↓↓↓

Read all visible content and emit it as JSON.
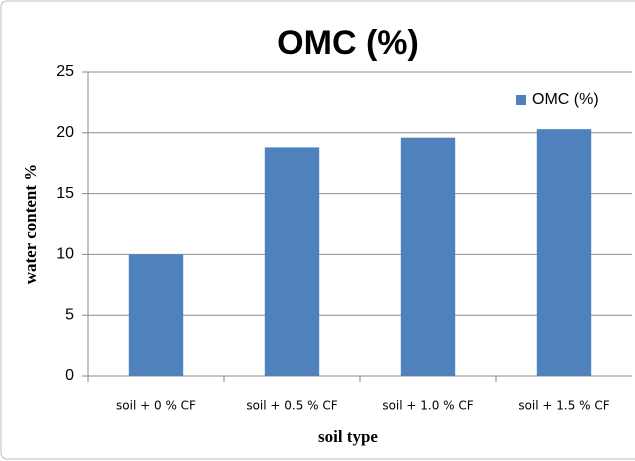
{
  "chart_data": {
    "type": "bar",
    "title": "OMC (%)",
    "x_label": "soil type",
    "y_label": "water content %",
    "categories": [
      "soil + 0 % CF",
      "soil + 0.5 % CF",
      "soil + 1.0 % CF",
      "soil + 1.5 % CF"
    ],
    "series": [
      {
        "name": "OMC (%)",
        "color": "#4f81bd",
        "values": [
          10,
          18.8,
          19.6,
          20.3
        ]
      }
    ],
    "ylim": [
      0,
      25
    ],
    "yticks": [
      0,
      5,
      10,
      15,
      20,
      25
    ],
    "grid": true,
    "legend": "top-right"
  }
}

↑↑↑

• **Task directions**: From the listing, extract all text exactly as given and drop any picture.

• **Answer to this problem**:
Read all visible content and emit it as JSON.
{
  "chart_data": {
    "type": "bar",
    "title": "OMC (%)",
    "x_label": "soil type",
    "y_label": "water content %",
    "categories": [
      "soil + 0 % CF",
      "soil + 0.5 % CF",
      "soil + 1.0 % CF",
      "soil + 1.5 % CF"
    ],
    "series": [
      {
        "name": "OMC (%)",
        "color": "#4f81bd",
        "values": [
          10,
          18.8,
          19.6,
          20.3
        ]
      }
    ],
    "ylim": [
      0,
      25
    ],
    "yticks": [
      0,
      5,
      10,
      15,
      20,
      25
    ],
    "grid": true,
    "legend": "top-right"
  }
}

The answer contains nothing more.